[Required action] Please return the records below exactly as they stand.
--- Records for processing ---
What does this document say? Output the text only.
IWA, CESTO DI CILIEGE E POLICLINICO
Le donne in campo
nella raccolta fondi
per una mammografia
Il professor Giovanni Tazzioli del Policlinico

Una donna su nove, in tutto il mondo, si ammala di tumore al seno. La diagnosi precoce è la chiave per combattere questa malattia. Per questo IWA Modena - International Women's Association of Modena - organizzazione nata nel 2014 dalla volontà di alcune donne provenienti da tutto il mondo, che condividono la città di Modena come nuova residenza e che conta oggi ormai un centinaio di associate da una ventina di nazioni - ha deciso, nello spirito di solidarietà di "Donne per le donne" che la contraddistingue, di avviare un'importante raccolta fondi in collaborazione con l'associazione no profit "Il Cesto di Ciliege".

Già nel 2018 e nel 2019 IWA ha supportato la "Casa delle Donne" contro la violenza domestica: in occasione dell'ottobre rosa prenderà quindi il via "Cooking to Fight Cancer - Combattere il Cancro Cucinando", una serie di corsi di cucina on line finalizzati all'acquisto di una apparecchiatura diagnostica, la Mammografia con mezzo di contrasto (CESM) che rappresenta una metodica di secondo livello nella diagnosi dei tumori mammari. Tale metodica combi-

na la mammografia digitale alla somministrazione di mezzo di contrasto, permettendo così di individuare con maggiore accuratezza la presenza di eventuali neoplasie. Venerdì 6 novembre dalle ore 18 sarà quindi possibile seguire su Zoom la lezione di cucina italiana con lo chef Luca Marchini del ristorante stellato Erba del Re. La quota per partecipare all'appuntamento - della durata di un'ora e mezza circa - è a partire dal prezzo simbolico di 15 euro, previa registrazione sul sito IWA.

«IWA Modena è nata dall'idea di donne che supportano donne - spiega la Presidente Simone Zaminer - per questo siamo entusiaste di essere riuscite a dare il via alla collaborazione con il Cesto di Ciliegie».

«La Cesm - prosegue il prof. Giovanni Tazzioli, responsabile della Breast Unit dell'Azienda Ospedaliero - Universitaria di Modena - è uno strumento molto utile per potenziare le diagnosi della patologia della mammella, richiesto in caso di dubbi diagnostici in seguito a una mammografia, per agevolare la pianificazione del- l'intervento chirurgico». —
---
[Reply]
What does this document say? Output the text only.
IWA, CESTO DI CILIEGE E POLICLINICO
Le donne in campo
nella raccolta fondi
per una mammografia
Il professor Giovanni Tazzioli del Policlinico

Una donna su nove, in tutto il mondo, si ammala di tumore al seno. La diagnosi precoce è la chiave per combattere questa malattia. Per questo IWA Modena - International Women's Association of Modena - organizzazione nata nel 2014 dalla volontà di alcune donne provenienti da tutto il mondo, che condividono la città di Modena come nuova residenza e che conta oggi ormai un centinaio di associate da una ventina di nazioni - ha deciso, nello spirito di solidarietà di "Donne per le donne" che la contraddistingue, di avviare un'importante raccolta fondi in collaborazione con l'associazione no profit "Il Cesto di Ciliege".

Già nel 2018 e nel 2019 IWA ha supportato la "Casa delle Donne" contro la violenza domestica: in occasione dell'ottobre rosa prenderà quindi il via "Cooking to Fight Cancer - Combattere il Cancro Cucinando", una serie di corsi di cucina on line finalizzati all'acquisto di una apparecchiatura diagnostica, la Mammografia con mezzo di contrasto (CESM) che rappresenta una metodica di secondo livello nella diagnosi dei tumori mammari. Tale metodica combi-

na la mammografia digitale alla somministrazione di mezzo di contrasto, permettendo così di individuare con maggiore accuratezza la presenza di eventuali neoplasie. Venerdì 6 novembre dalle ore 18 sarà quindi possibile seguire su Zoom la lezione di cucina italiana con lo chef Luca Marchini del ristorante stellato Erba del Re. La quota per partecipare all'appuntamento - della durata di un'ora e mezza circa - è a partire dal prezzo simbolico di 15 euro, previa registrazione sul sito IWA.

«IWA Modena è nata dall'idea di donne che supportano donne - spiega la Presidente Simone Zaminer - per questo siamo entusiaste di essere riuscite a dare il via alla collaborazione con il Cesto di Ciliegie».

«La Cesm - prosegue il prof. Giovanni Tazzioli, responsabile della Breast Unit dell'Azienda Ospedaliero - Universitaria di Modena - è uno strumento molto utile per potenziare le diagnosi della patologia della mammella, richiesto in caso di dubbi diagnostici in seguito a una mammografia, per agevolare la pianificazione del- l'intervento chirurgico». —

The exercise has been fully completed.